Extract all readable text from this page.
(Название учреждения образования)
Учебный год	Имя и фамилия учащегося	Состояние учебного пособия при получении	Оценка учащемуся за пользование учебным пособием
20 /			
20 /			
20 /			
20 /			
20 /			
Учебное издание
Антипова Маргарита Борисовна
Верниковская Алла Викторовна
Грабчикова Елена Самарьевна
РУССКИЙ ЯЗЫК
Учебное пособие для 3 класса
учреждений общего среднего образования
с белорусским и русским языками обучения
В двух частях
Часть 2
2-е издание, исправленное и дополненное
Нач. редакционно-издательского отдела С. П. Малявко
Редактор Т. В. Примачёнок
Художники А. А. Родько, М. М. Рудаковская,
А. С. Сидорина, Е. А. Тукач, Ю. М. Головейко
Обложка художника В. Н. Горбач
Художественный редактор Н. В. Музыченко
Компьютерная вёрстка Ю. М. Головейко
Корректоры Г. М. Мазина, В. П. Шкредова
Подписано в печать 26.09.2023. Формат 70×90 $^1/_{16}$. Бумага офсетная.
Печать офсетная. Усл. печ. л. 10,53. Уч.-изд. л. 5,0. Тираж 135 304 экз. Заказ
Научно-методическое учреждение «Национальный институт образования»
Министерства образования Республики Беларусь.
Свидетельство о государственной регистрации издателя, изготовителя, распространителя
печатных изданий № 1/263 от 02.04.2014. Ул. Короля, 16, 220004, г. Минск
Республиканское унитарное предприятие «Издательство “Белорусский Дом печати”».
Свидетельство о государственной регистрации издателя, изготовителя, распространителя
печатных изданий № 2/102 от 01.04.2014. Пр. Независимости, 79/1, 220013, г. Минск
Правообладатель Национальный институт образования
* * * *
**Aim of the exercise**
Each entry above needs to be retyped exactly.

**Solution for this task**
Extract all readable text from this page.
(Название учреждения образования)
Учебный год	Имя и фамилия учащегося	Состояние учебного пособия при получении	Оценка учащемуся за пользование учебным пособием
20 /			
20 /			
20 /			
20 /			
20 /			
Учебное издание
Антипова Маргарита Борисовна
Верниковская Алла Викторовна
Грабчикова Елена Самарьевна
РУССКИЙ ЯЗЫК
Учебное пособие для 3 класса
учреждений общего среднего образования
с белорусским и русским языками обучения
В двух частях
Часть 2
2-е издание, исправленное и дополненное
Нач. редакционно-издательского отдела С. П. Малявко
Редактор Т. В. Примачёнок
Художники А. А. Родько, М. М. Рудаковская,
А. С. Сидорина, Е. А. Тукач, Ю. М. Головейко
Обложка художника В. Н. Горбач
Художественный редактор Н. В. Музыченко
Компьютерная вёрстка Ю. М. Головейко
Корректоры Г. М. Мазина, В. П. Шкредова
Подписано в печать 26.09.2023. Формат 70×90 $^1/_{16}$. Бумага офсетная.
Печать офсетная. Усл. печ. л. 10,53. Уч.-изд. л. 5,0. Тираж 135 304 экз. Заказ
Научно-методическое учреждение «Национальный институт образования»
Министерства образования Республики Беларусь.
Свидетельство о государственной регистрации издателя, изготовителя, распространителя
печатных изданий № 1/263 от 02.04.2014. Ул. Короля, 16, 220004, г. Минск
Республиканское унитарное предприятие «Издательство “Белорусский Дом печати”».
Свидетельство о государственной регистрации издателя, изготовителя, распространителя
печатных изданий № 2/102 от 01.04.2014. Пр. Независимости, 79/1, 220013, г. Минск
Правообладатель Национальный институт образования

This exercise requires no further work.